-- Information supplied start --
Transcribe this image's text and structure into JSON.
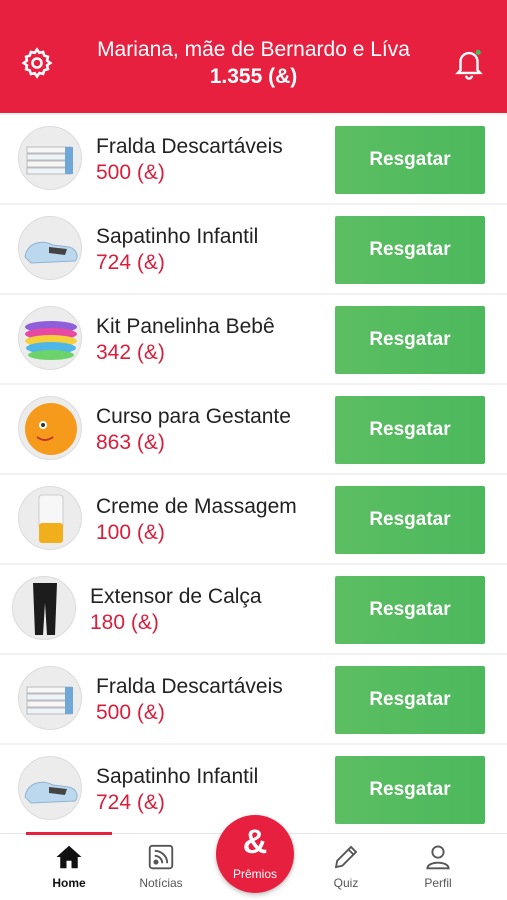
{
  "header": {
    "title": "Mariana, mãe de Bernardo e Líva",
    "points": "1.355 (&)"
  },
  "items": [
    {
      "name": "Fralda Descartáveis",
      "price": "500 (&)",
      "button": "Resgatar",
      "image": "diapers"
    },
    {
      "name": "Sapatinho Infantil",
      "price": "724 (&)",
      "button": "Resgatar",
      "image": "baby-shoe"
    },
    {
      "name": "Kit Panelinha Bebê",
      "price": "342 (&)",
      "button": "Resgatar",
      "image": "bowls"
    },
    {
      "name": "Curso para Gestante",
      "price": "863 (&)",
      "button": "Resgatar",
      "image": "orange-ball"
    },
    {
      "name": "Creme de Massagem",
      "price": "100 (&)",
      "button": "Resgatar",
      "image": "cream-bottle"
    },
    {
      "name": "Extensor de Calça",
      "price": "180 (&)",
      "button": "Resgatar",
      "image": "leggings"
    },
    {
      "name": "Fralda Descartáveis",
      "price": "500 (&)",
      "button": "Resgatar",
      "image": "diapers"
    },
    {
      "name": "Sapatinho Infantil",
      "price": "724 (&)",
      "button": "Resgatar",
      "image": "baby-shoe"
    }
  ],
  "tabs": {
    "home": "Home",
    "noticias": "Notícias",
    "premios": "Prêmios",
    "premios_glyph": "&",
    "quiz": "Quiz",
    "perfil": "Perfil"
  },
  "colors": {
    "brand": "#e8203f",
    "button": "#4cb85c",
    "price": "#d81e3c"
  }
}
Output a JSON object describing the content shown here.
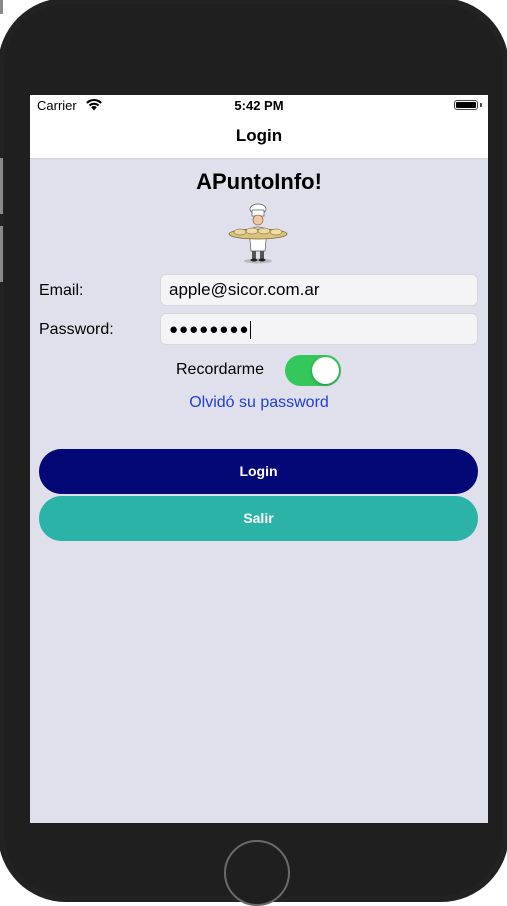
{
  "status_bar": {
    "carrier": "Carrier",
    "time": "5:42 PM",
    "icons": [
      "wifi-icon",
      "battery-icon"
    ]
  },
  "nav": {
    "title": "Login"
  },
  "app_title": "APuntoInfo!",
  "logo": {
    "icon": "chef-with-tray-logo"
  },
  "form": {
    "email_label": "Email:",
    "email_value": "apple@sicor.com.ar",
    "password_label": "Password:",
    "password_value": "●●●●●●●●",
    "remember_label": "Recordarme",
    "remember_on": true,
    "forgot_link": "Olvidó su password"
  },
  "buttons": {
    "login_label": "Login",
    "exit_label": "Salir"
  },
  "colors": {
    "screen_bg": "#e0e0ec",
    "login_button": "#040876",
    "exit_button": "#2cb3a8",
    "toggle_on": "#34c759",
    "link": "#1f3fd6"
  }
}
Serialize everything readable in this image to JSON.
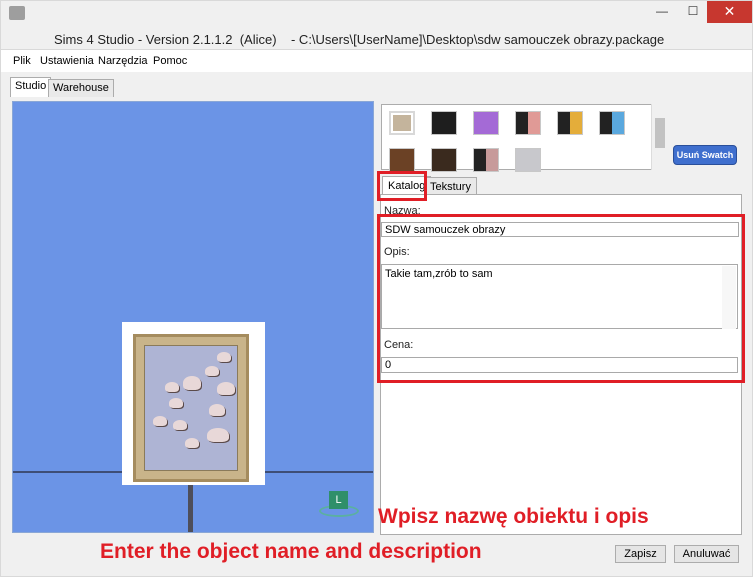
{
  "window": {
    "title": "Sims 4 Studio - Version 2.1.1.2  (Alice)    - C:\\Users\\[UserName]\\Desktop\\sdw samouczek obrazy.package",
    "minimize": "—",
    "maximize": "☐",
    "close": "✕"
  },
  "menu": [
    "Plik",
    "Ustawienia",
    "Narzędzia",
    "Pomoc"
  ],
  "outer_tabs": [
    "Studio",
    "Warehouse"
  ],
  "swatches": {
    "colors": [
      [
        "#c4b49c"
      ],
      [
        "#1e1e1e"
      ],
      [
        "#a46ad6"
      ],
      [
        "#222222",
        "#e09a96"
      ],
      [
        "#222222",
        "#e4ad3a"
      ],
      [
        "#222222",
        "#5aa8de"
      ],
      [
        "#6b4125"
      ],
      [
        "#3a2a1e"
      ],
      [
        "#222222",
        "#c79a9a"
      ],
      [
        "#c8c8cc"
      ]
    ],
    "remove_button": "Usuń Swatch"
  },
  "inner_tabs": [
    "Katalog",
    "Tekstury"
  ],
  "form": {
    "name_label": "Nazwa:",
    "name_value": "SDW samouczek obrazy",
    "desc_label": "Opis:",
    "desc_value": "Takie tam,zrób to sam",
    "price_label": "Cena:",
    "price_value": "0"
  },
  "viewport": {
    "badge": "L"
  },
  "captions": {
    "polish": "Wpisz nazwę obiektu i opis",
    "english": "Enter the object name and description"
  },
  "buttons": {
    "save": "Zapisz",
    "cancel": "Anuluwać"
  },
  "colors": {
    "highlight": "#e01e26",
    "viewport": "#6b94e6",
    "swatch_button": "#3f6fce"
  }
}
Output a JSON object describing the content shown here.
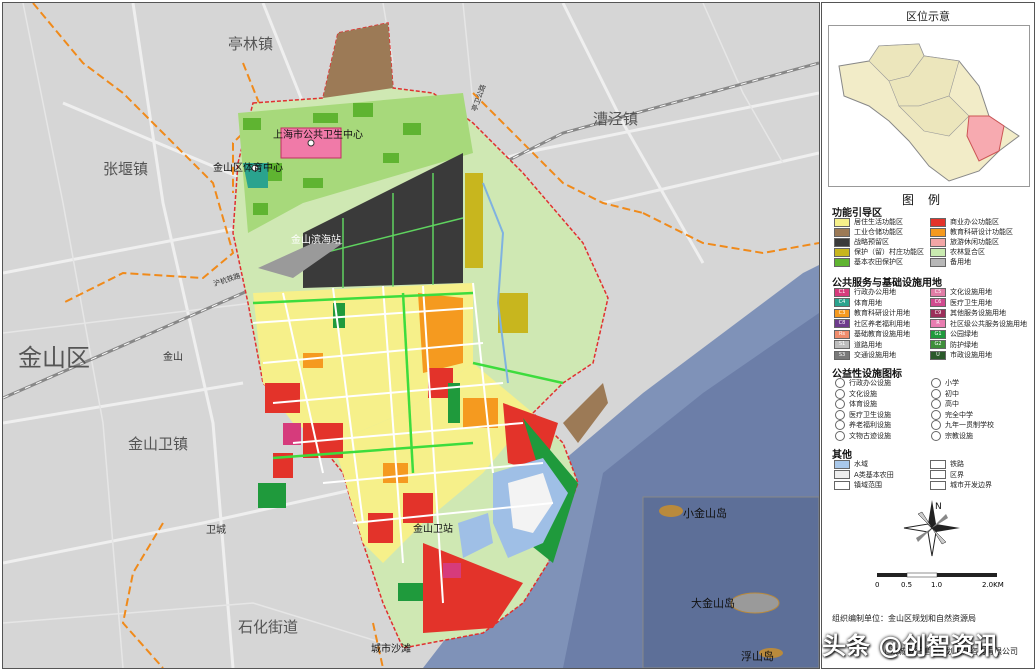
-- Information supplied end --
Set exercise
Copy every entry word for word, but omit the pictures.

In response
Transcribe this image's text and structure into JSON.
{
  "header": {
    "title": "Mariana, mãe de Bernardo e Líva",
    "points": "1.355 (&)"
  },
  "items": [
    {
      "name": "Fralda Descartáveis",
      "price": "500 (&)",
      "button": "Resgatar",
      "image": "diapers"
    },
    {
      "name": "Sapatinho Infantil",
      "price": "724 (&)",
      "button": "Resgatar",
      "image": "baby-shoe"
    },
    {
      "name": "Kit Panelinha Bebê",
      "price": "342 (&)",
      "button": "Resgatar",
      "image": "bowls"
    },
    {
      "name": "Curso para Gestante",
      "price": "863 (&)",
      "button": "Resgatar",
      "image": "orange-ball"
    },
    {
      "name": "Creme de Massagem",
      "price": "100 (&)",
      "button": "Resgatar",
      "image": "cream-bottle"
    },
    {
      "name": "Extensor de Calça",
      "price": "180 (&)",
      "button": "Resgatar",
      "image": "leggings"
    },
    {
      "name": "Fralda Descartáveis",
      "price": "500 (&)",
      "button": "Resgatar",
      "image": "diapers"
    },
    {
      "name": "Sapatinho Infantil",
      "price": "724 (&)",
      "button": "Resgatar",
      "image": "baby-shoe"
    }
  ],
  "tabs": {
    "home": "Home",
    "noticias": "Notícias",
    "premios": "Prêmios",
    "premios_glyph": "&",
    "quiz": "Quiz",
    "perfil": "Perfil"
  },
  "colors": {
    "brand": "#e8203f",
    "button": "#4cb85c",
    "price": "#d81e3c"
  }
}
Output a JSON object describing the content shown here.
{
  "status_bar": {
    "carrier": "Carrier",
    "time": "5:42 PM",
    "icons": [
      "wifi-icon",
      "battery-icon"
    ]
  },
  "nav": {
    "title": "Login"
  },
  "app_title": "APuntoInfo!",
  "logo": {
    "icon": "chef-with-tray-logo"
  },
  "form": {
    "email_label": "Email:",
    "email_value": "apple@sicor.com.ar",
    "password_label": "Password:",
    "password_value": "●●●●●●●●",
    "remember_label": "Recordarme",
    "remember_on": true,
    "forgot_link": "Olvidó su password"
  },
  "buttons": {
    "login_label": "Login",
    "exit_label": "Salir"
  },
  "colors": {
    "screen_bg": "#e0e0ec",
    "login_button": "#040876",
    "exit_button": "#2cb3a8",
    "toggle_on": "#34c759",
    "link": "#1f3fd6"
  }
}
Serialize everything readable in this image to JSON.
{
  "window": {
    "title": "Sims 4 Studio - Version 2.1.1.2  (Alice)    - C:\\Users\\[UserName]\\Desktop\\sdw samouczek obrazy.package",
    "minimize": "—",
    "maximize": "☐",
    "close": "✕"
  },
  "menu": [
    "Plik",
    "Ustawienia",
    "Narzędzia",
    "Pomoc"
  ],
  "outer_tabs": [
    "Studio",
    "Warehouse"
  ],
  "swatches": {
    "colors": [
      [
        "#c4b49c"
      ],
      [
        "#1e1e1e"
      ],
      [
        "#a46ad6"
      ],
      [
        "#222222",
        "#e09a96"
      ],
      [
        "#222222",
        "#e4ad3a"
      ],
      [
        "#222222",
        "#5aa8de"
      ],
      [
        "#6b4125"
      ],
      [
        "#3a2a1e"
      ],
      [
        "#222222",
        "#c79a9a"
      ],
      [
        "#c8c8cc"
      ]
    ],
    "remove_button": "Usuń Swatch"
  },
  "inner_tabs": [
    "Katalog",
    "Tekstury"
  ],
  "form": {
    "name_label": "Nazwa:",
    "name_value": "SDW samouczek obrazy",
    "desc_label": "Opis:",
    "desc_value": "Takie tam,zrób to sam",
    "price_label": "Cena:",
    "price_value": "0"
  },
  "viewport": {
    "badge": "L"
  },
  "captions": {
    "polish": "Wpisz nazwę obiektu i opis",
    "english": "Enter the object name and description"
  },
  "buttons": {
    "save": "Zapisz",
    "cancel": "Anuluwać"
  },
  "colors": {
    "highlight": "#e01e26",
    "viewport": "#6b94e6",
    "swatch_button": "#3f6fce"
  }
}
Output a JSON object describing the content shown here.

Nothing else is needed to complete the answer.